* Records to use

※ ※ ※

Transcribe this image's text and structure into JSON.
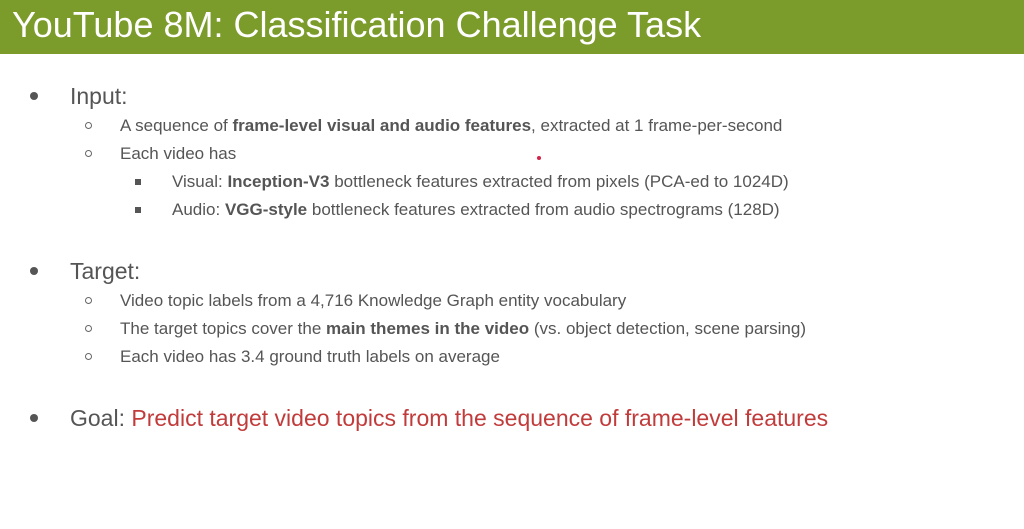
{
  "title": "YouTube 8M: Classification Challenge Task",
  "input": {
    "heading": "Input:",
    "sub1": {
      "pre": "A sequence of ",
      "bold": "frame-level visual and audio features",
      "post": ", extracted at 1 frame-per-second"
    },
    "sub2": "Each video has",
    "visual": {
      "label": "Visual: ",
      "bold": "Inception-V3",
      "post": " bottleneck features extracted from pixels (PCA-ed to 1024D)"
    },
    "audio": {
      "label": "Audio: ",
      "bold": "VGG-style",
      "post": " bottleneck features extracted from audio spectrograms (128D)"
    }
  },
  "target": {
    "heading": "Target:",
    "sub1": "Video topic labels from a 4,716 Knowledge Graph entity vocabulary",
    "sub2": {
      "pre": "The target topics cover the ",
      "bold": "main themes in the video",
      "post": " (vs. object detection, scene parsing)"
    },
    "sub3": "Each video has 3.4 ground truth labels on average"
  },
  "goal": {
    "label": "Goal: ",
    "text": "Predict target video topics from the sequence of frame-level features"
  },
  "colors": {
    "title_bar": "#7b9b2a",
    "goal_text": "#c23b3b",
    "body_text": "#555555"
  }
}
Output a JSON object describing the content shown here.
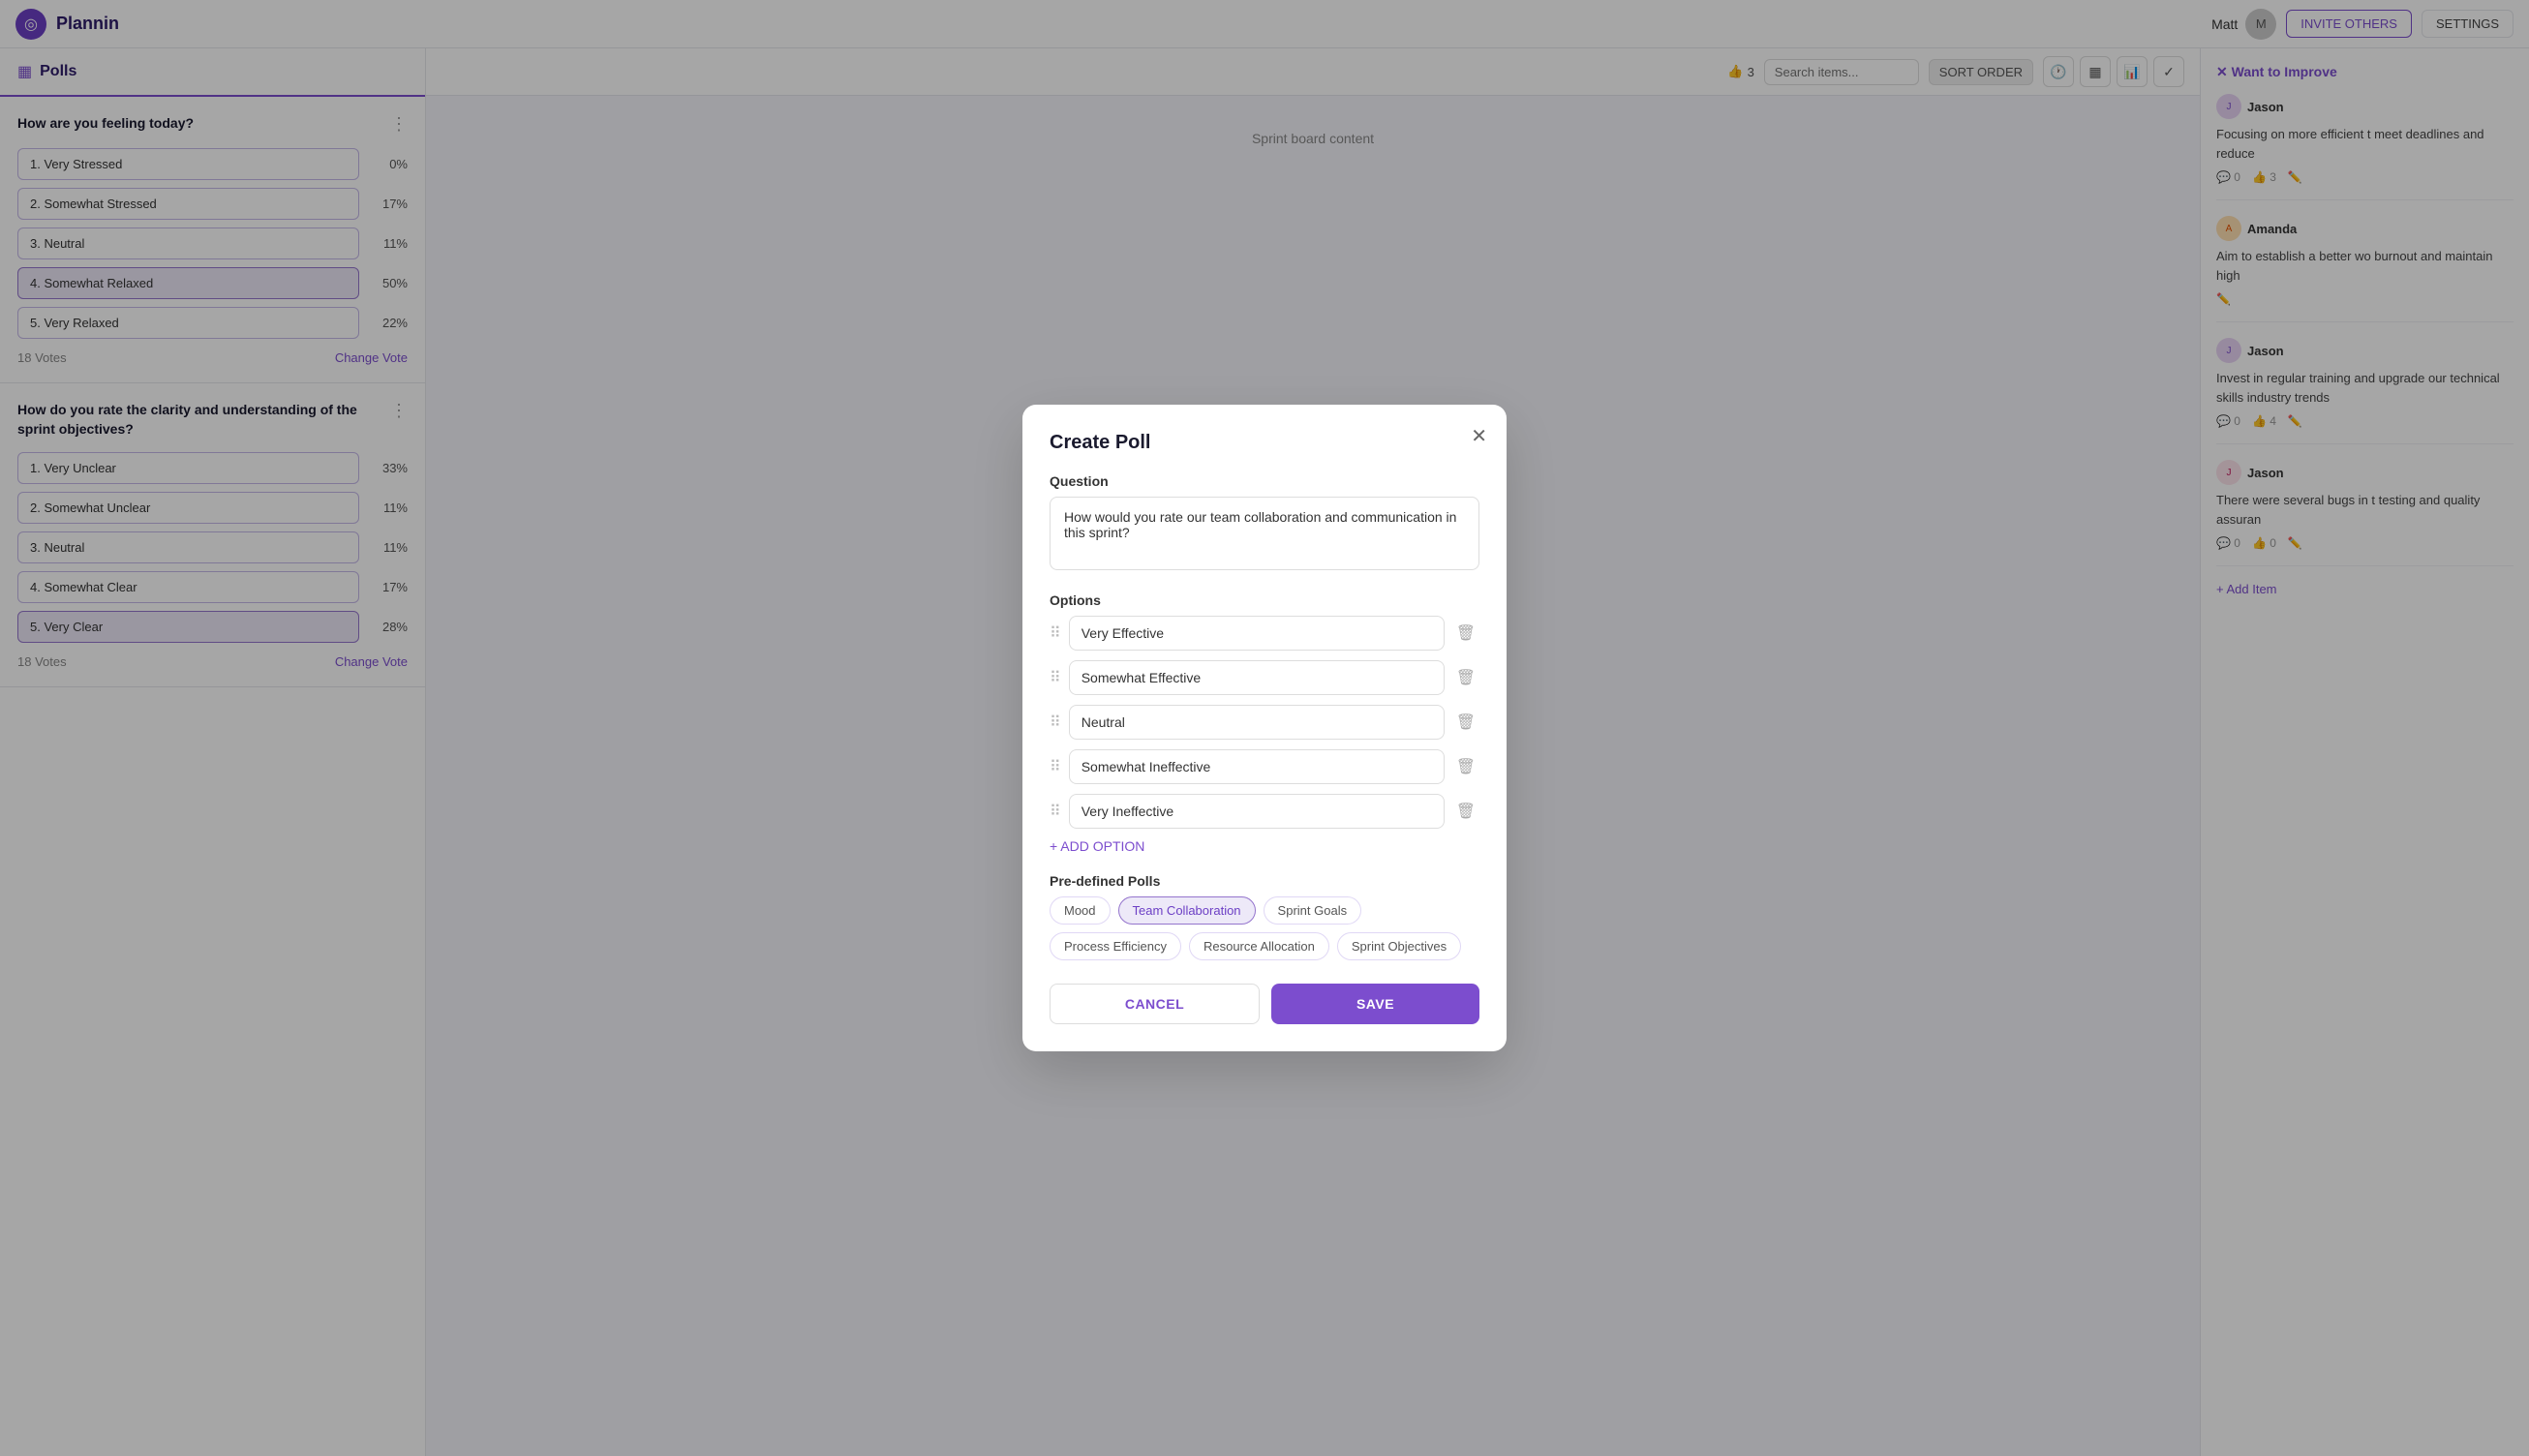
{
  "app": {
    "name": "Plannin",
    "logo": "◎"
  },
  "nav": {
    "user": "Matt",
    "invite_label": "INVITE OTHERS",
    "settings_label": "SETTINGS"
  },
  "polls": {
    "title": "Polls",
    "poll1": {
      "question": "How are you feeling today?",
      "options": [
        {
          "label": "1. Very Stressed",
          "pct": "0%",
          "selected": false
        },
        {
          "label": "2. Somewhat Stressed",
          "pct": "17%",
          "selected": false
        },
        {
          "label": "3. Neutral",
          "pct": "11%",
          "selected": false
        },
        {
          "label": "4. Somewhat Relaxed",
          "pct": "50%",
          "selected": true
        },
        {
          "label": "5. Very Relaxed",
          "pct": "22%",
          "selected": false
        }
      ],
      "votes": "18 Votes",
      "change_vote": "Change Vote"
    },
    "poll2": {
      "question": "How do you rate the clarity and understanding of the sprint objectives?",
      "options": [
        {
          "label": "1. Very Unclear",
          "pct": "33%",
          "selected": false
        },
        {
          "label": "2. Somewhat Unclear",
          "pct": "11%",
          "selected": false
        },
        {
          "label": "3. Neutral",
          "pct": "11%",
          "selected": false
        },
        {
          "label": "4. Somewhat Clear",
          "pct": "17%",
          "selected": false
        },
        {
          "label": "5. Very Clear",
          "pct": "28%",
          "selected": true
        }
      ],
      "votes": "18 Votes",
      "change_vote": "Change Vote"
    }
  },
  "toolbar": {
    "search_placeholder": "Search items...",
    "sort_label": "SORT ORDER",
    "like_count": "3"
  },
  "right_panel": {
    "section_title": "✕ Want to Improve",
    "items": [
      {
        "user": "Jason",
        "avatar_color": "purple",
        "text": "Focusing on more efficient t meet deadlines and reduce",
        "comments": "0",
        "likes": "3"
      },
      {
        "user": "Amanda",
        "avatar_color": "orange",
        "text": "Aim to establish a better wo burnout and maintain high",
        "comments": "",
        "likes": ""
      },
      {
        "user": "Jason",
        "avatar_color": "purple",
        "text": "Invest in regular training and upgrade our technical skills industry trends",
        "comments": "0",
        "likes": "4"
      },
      {
        "user": "Jason",
        "avatar_color": "pink",
        "text": "There were several bugs in t testing and quality assuran",
        "comments": "0",
        "likes": "0"
      }
    ],
    "add_item": "+ Add Item"
  },
  "modal": {
    "title": "Create Poll",
    "question_label": "Question",
    "question_value": "How would you rate our team collaboration and communication in this sprint?",
    "options_label": "Options",
    "options": [
      "Very Effective",
      "Somewhat Effective",
      "Neutral",
      "Somewhat Ineffective",
      "Very Ineffective"
    ],
    "add_option": "+ ADD OPTION",
    "predefined_label": "Pre-defined Polls",
    "predefined_tags": [
      {
        "label": "Mood",
        "active": false
      },
      {
        "label": "Team Collaboration",
        "active": true
      },
      {
        "label": "Sprint Goals",
        "active": false
      },
      {
        "label": "Process Efficiency",
        "active": false
      },
      {
        "label": "Resource Allocation",
        "active": false
      },
      {
        "label": "Sprint Objectives",
        "active": false
      }
    ],
    "cancel_label": "CANCEL",
    "save_label": "SAVE"
  }
}
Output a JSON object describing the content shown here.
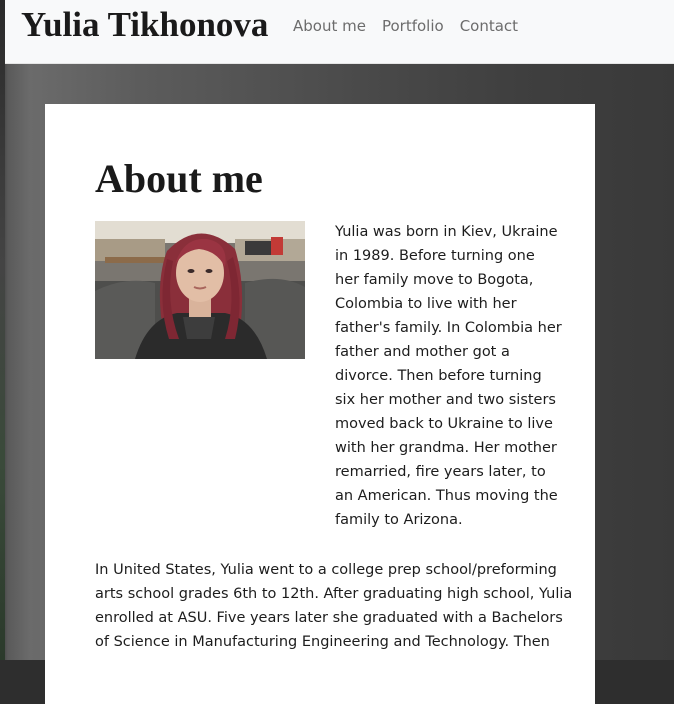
{
  "header": {
    "brand": "Yulia Tikhonova",
    "nav": [
      "About me",
      "Portfolio",
      "Contact"
    ]
  },
  "main": {
    "title": "About me",
    "photo_alt": "portrait-photo",
    "bio_lines": [
      "Yulia was born in Kiev, Ukraine",
      "in 1989. Before turning one",
      "her family move to Bogota,",
      "Colombia to live with her",
      "father's family. In Colombia her",
      "father and mother got a",
      "divorce. Then before turning",
      "six her mother and two sisters",
      "moved back to Ukraine to live",
      "with her grandma. Her mother",
      "remarried, fire years later, to",
      "an American. Thus moving the",
      "family to Arizona."
    ],
    "para2_lines": [
      "In United States, Yulia went to a college prep school/preforming",
      "arts school grades 6th to 12th. After graduating high school, Yulia",
      "enrolled at ASU. Five years later she graduated with a Bachelors",
      "of Science in Manufacturing Engineering and Technology. Then"
    ]
  },
  "colors": {
    "navbar_bg": "#f8f9fa",
    "nav_link": "#6c6c6c",
    "page_bg": "#3f3f3f",
    "card_bg": "#ffffff"
  }
}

※ ※ ※

State the number of lines in the records that contain the string "school", and nothing more.

2